_Given data_
· · · · ·

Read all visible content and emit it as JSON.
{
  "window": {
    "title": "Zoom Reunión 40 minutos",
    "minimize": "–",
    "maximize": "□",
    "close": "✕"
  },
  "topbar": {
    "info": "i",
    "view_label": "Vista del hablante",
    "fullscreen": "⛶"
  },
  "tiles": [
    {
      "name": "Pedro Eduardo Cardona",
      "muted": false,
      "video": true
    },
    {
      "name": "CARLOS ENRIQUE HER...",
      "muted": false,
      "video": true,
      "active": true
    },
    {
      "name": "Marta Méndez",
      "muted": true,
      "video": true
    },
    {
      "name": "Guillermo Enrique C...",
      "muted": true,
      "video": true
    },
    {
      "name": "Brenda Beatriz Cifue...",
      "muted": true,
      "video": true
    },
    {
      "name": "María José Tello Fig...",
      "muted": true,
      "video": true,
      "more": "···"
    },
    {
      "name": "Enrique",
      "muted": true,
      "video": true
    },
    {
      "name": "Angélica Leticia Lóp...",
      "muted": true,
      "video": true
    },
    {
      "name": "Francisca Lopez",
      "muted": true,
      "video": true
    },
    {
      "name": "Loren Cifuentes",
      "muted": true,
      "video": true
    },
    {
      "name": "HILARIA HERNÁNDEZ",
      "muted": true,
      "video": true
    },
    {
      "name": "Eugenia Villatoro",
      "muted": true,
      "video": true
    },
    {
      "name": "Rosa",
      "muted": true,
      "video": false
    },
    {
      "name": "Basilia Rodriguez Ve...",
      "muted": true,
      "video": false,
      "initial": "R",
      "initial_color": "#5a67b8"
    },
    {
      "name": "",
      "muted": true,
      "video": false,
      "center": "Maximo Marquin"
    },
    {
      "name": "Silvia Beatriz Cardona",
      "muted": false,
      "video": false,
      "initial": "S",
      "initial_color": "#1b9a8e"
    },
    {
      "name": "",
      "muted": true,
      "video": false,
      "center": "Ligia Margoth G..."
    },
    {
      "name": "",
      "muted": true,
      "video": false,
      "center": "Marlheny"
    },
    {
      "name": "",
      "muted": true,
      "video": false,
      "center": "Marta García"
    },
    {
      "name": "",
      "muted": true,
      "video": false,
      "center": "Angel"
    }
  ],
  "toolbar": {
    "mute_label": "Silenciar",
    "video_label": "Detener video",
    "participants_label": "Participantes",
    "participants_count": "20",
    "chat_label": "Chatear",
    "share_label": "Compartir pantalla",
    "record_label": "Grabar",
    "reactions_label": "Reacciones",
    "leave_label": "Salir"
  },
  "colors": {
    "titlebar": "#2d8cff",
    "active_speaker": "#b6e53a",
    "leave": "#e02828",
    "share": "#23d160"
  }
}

· · · · ·

_To do_
Write out every line of the entries that holds the word "Beatriz".

_Complete answer_
      "name": "Brenda Beatriz Cifue...",
      "name": "Silvia Beatriz Cardona",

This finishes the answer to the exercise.